* [What you will do]: Pull each line holding "fonctionnement" out of the entries below.

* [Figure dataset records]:

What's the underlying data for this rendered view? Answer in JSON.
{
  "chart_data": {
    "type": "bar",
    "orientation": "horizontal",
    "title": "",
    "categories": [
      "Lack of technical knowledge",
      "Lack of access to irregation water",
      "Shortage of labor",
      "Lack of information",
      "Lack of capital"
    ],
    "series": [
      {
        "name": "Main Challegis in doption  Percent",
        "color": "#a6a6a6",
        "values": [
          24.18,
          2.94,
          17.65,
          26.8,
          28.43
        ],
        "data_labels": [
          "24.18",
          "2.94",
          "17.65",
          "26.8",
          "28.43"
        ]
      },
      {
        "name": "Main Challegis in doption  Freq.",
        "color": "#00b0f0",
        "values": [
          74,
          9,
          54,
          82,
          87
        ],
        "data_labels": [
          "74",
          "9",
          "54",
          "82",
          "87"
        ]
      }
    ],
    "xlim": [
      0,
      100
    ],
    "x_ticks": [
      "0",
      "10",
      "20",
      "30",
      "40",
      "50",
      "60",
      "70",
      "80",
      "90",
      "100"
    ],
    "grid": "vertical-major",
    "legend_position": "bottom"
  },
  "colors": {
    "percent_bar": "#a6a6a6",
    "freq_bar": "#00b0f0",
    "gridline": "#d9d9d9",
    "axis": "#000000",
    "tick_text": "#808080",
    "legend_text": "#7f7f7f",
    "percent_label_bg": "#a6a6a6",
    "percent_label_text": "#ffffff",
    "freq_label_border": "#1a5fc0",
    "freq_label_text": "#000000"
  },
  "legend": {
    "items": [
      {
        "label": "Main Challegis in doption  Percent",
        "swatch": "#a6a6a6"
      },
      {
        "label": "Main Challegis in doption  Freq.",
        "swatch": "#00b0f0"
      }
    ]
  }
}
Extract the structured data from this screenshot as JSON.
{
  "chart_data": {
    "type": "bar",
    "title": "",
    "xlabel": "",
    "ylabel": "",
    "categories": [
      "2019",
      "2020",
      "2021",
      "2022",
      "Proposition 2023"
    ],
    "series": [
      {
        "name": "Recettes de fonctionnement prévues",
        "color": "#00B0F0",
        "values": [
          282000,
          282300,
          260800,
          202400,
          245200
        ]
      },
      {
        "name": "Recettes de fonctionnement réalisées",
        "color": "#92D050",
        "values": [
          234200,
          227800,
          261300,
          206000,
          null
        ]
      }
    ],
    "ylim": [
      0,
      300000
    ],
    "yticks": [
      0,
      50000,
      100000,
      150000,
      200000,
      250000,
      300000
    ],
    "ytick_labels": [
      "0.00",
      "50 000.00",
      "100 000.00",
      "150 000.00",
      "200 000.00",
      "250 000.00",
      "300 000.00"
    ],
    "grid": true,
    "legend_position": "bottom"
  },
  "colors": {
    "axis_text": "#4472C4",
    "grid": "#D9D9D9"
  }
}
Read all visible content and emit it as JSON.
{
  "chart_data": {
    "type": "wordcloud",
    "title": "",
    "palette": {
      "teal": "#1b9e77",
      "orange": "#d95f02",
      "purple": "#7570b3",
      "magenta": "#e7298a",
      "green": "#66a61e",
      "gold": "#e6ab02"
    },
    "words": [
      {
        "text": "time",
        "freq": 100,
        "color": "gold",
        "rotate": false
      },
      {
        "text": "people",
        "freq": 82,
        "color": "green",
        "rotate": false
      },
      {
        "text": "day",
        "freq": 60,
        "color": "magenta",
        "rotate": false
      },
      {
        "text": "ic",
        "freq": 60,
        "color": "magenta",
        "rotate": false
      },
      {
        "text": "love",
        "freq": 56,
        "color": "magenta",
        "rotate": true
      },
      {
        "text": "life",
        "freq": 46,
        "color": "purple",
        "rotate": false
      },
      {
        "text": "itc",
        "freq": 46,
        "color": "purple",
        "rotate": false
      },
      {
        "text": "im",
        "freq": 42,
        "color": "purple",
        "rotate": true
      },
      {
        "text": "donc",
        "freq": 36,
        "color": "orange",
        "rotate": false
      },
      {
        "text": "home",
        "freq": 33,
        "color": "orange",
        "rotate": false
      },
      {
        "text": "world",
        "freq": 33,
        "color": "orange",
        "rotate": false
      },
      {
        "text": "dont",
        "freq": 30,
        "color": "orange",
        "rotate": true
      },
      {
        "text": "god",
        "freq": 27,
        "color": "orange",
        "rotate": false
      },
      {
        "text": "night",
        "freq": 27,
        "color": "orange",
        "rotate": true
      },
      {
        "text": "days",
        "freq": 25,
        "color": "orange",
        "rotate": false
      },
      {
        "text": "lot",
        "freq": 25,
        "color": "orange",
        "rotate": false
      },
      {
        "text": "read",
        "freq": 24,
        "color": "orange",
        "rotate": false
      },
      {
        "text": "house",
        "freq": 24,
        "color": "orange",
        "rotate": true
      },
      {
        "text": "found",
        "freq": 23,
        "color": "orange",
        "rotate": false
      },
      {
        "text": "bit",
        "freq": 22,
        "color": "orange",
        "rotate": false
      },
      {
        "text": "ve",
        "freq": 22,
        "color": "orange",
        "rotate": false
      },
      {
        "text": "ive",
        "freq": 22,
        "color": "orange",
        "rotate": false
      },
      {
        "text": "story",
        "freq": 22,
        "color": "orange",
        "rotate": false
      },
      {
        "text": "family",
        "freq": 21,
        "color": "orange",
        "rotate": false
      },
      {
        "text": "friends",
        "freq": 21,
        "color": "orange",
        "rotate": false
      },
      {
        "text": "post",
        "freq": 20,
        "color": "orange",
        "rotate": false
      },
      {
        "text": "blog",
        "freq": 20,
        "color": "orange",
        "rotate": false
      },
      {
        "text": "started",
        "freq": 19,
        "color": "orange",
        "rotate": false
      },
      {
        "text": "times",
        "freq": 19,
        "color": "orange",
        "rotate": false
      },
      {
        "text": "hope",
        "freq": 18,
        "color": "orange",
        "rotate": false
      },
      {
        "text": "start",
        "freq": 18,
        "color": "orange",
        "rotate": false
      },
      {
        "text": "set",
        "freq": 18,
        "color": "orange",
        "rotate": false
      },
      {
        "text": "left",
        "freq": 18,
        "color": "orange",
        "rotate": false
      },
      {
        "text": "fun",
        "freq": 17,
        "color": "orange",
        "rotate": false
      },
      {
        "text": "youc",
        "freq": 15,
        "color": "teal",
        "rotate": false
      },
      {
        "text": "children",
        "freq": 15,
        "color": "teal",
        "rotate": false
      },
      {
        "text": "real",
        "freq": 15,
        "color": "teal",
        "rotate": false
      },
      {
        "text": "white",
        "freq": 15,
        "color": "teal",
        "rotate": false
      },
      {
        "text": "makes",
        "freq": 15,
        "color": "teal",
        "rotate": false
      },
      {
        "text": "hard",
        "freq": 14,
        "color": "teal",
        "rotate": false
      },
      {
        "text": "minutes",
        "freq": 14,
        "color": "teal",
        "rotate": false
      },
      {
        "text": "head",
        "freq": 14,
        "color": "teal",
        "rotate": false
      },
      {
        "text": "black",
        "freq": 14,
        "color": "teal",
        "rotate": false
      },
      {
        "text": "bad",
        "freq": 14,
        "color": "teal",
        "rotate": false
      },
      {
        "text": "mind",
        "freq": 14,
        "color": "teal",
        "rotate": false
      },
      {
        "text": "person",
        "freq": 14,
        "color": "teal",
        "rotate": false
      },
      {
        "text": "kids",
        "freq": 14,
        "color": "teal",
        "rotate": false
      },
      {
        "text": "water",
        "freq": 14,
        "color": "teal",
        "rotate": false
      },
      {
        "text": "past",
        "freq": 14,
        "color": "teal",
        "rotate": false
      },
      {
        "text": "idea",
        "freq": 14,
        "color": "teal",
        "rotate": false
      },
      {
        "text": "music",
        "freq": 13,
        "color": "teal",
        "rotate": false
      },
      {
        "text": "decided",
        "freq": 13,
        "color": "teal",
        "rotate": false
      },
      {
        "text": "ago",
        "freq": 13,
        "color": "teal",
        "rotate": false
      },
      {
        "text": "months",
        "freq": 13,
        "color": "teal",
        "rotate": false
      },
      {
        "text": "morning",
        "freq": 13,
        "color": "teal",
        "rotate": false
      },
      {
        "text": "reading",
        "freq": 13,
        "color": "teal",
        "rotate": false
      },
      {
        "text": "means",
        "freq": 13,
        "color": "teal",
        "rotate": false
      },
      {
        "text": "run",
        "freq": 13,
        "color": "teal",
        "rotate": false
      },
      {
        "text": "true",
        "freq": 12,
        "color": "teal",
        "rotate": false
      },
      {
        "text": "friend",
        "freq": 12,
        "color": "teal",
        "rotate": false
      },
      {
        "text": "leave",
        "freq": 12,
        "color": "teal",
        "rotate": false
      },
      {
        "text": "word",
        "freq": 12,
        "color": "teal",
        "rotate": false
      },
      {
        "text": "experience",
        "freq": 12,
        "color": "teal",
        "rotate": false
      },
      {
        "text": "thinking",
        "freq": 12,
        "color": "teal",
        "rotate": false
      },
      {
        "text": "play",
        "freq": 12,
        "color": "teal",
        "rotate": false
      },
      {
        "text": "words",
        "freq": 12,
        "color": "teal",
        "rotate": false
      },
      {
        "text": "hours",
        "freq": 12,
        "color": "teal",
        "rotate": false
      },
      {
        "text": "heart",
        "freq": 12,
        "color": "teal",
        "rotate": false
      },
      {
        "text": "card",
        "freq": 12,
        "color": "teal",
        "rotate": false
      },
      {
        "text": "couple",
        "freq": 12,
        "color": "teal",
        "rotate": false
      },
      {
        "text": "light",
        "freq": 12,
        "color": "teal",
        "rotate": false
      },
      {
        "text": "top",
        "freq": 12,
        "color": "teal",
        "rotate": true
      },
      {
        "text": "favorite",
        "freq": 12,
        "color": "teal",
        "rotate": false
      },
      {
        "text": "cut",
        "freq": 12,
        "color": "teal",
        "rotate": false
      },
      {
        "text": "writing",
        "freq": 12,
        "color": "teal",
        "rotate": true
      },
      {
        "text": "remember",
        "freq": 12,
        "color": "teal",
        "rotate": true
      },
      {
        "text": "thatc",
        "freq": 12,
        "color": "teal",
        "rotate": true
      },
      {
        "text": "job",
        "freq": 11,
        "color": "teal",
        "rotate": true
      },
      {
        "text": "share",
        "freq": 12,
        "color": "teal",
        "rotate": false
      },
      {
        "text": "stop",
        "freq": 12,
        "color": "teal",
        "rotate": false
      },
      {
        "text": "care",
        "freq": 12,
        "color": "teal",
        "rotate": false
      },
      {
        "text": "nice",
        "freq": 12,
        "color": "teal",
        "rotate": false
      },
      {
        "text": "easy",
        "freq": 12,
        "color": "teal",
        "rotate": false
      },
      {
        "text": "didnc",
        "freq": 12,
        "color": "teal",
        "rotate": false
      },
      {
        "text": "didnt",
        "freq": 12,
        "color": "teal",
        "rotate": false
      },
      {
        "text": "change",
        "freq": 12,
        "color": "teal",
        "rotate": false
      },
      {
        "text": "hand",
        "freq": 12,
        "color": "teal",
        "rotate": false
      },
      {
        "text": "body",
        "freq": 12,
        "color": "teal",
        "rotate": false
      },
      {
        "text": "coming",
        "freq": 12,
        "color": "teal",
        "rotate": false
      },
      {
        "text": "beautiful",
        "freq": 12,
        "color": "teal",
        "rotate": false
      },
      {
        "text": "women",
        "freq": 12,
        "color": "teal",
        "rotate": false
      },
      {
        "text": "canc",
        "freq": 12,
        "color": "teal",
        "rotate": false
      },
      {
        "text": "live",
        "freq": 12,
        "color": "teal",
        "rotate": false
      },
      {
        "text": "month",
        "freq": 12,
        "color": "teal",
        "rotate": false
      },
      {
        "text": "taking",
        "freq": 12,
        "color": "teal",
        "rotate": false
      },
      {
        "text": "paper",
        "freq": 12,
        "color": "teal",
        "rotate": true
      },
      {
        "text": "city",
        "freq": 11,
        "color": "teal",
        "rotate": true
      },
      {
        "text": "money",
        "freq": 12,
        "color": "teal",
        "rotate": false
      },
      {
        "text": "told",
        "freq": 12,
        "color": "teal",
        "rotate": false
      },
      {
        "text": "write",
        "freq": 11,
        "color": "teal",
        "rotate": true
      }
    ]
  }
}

* [Right answer]:
        "name": "Recettes de fonctionnement prévues",
        "name": "Recettes de fonctionnement réalisées",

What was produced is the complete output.